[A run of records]
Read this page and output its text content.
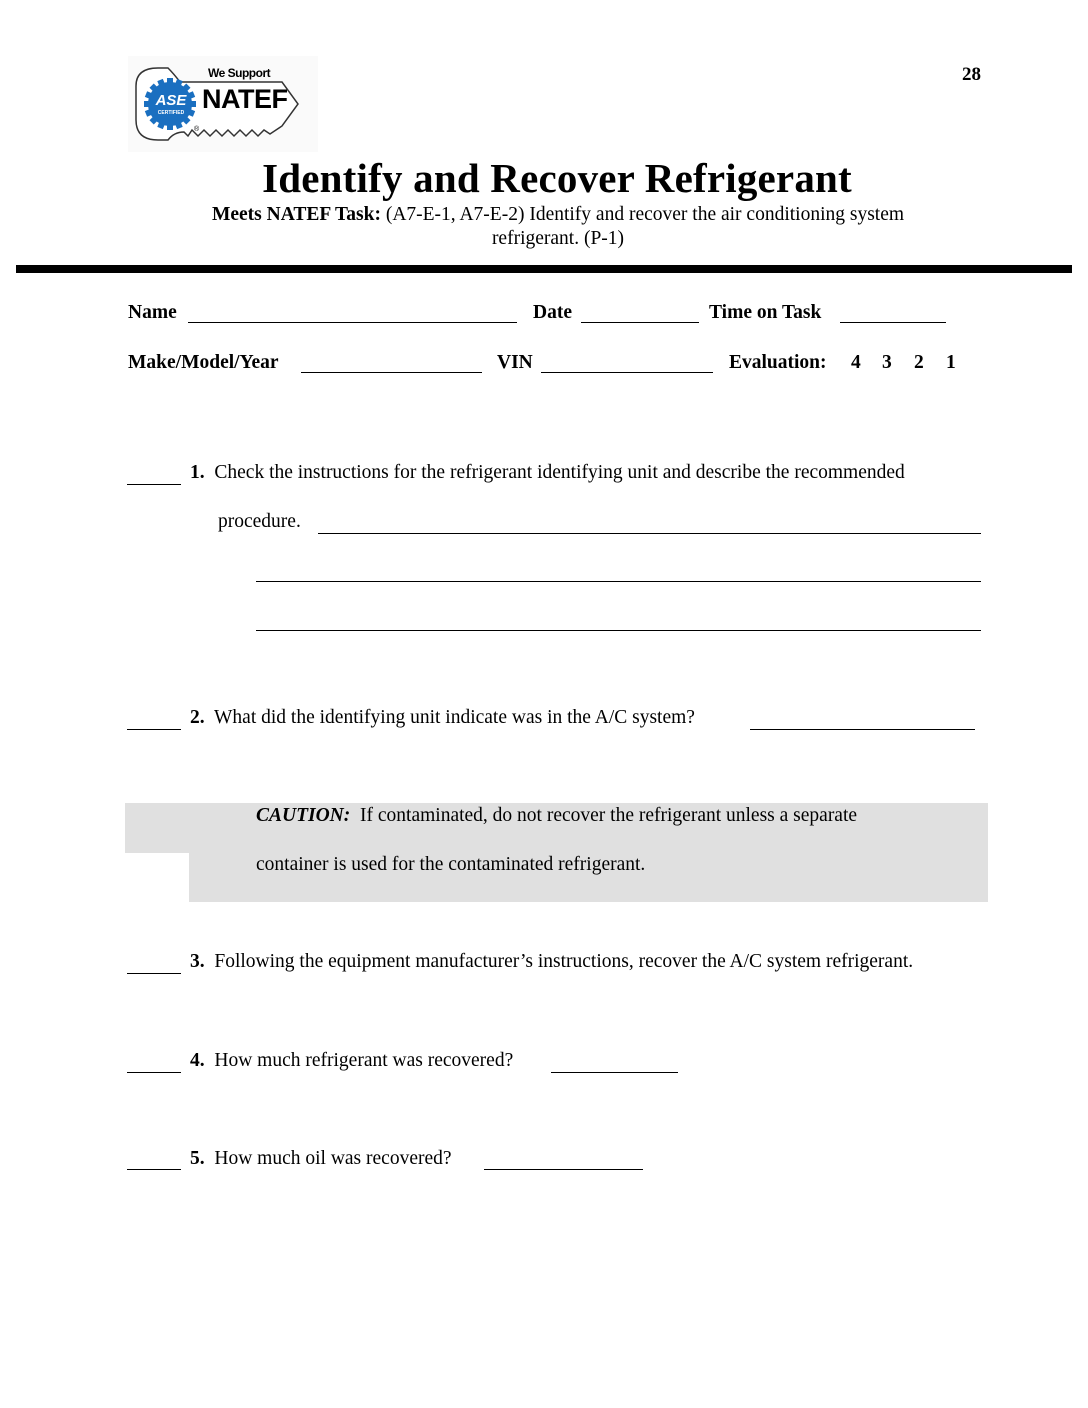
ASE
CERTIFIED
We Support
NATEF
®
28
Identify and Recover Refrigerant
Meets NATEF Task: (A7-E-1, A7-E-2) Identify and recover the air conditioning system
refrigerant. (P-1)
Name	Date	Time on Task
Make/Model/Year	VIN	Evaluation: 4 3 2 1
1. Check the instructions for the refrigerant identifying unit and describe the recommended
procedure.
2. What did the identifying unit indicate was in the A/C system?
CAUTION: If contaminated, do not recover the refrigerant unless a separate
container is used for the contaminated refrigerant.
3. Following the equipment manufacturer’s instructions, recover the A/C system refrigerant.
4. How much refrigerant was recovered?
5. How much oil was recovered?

==

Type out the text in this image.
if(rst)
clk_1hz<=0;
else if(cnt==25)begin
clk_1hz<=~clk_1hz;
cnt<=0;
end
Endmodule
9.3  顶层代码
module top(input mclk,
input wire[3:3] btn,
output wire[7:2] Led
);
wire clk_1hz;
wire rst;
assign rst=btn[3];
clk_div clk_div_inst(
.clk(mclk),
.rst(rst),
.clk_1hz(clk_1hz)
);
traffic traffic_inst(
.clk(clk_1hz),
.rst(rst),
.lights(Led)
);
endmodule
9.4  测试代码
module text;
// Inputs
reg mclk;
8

> [EXERCISE OBJECTIVE]: Take each line containing the string "mclk" and copy it out.

> [RESPONSE TO THE TASK]:
module top(input mclk,
.clk(mclk),
reg mclk;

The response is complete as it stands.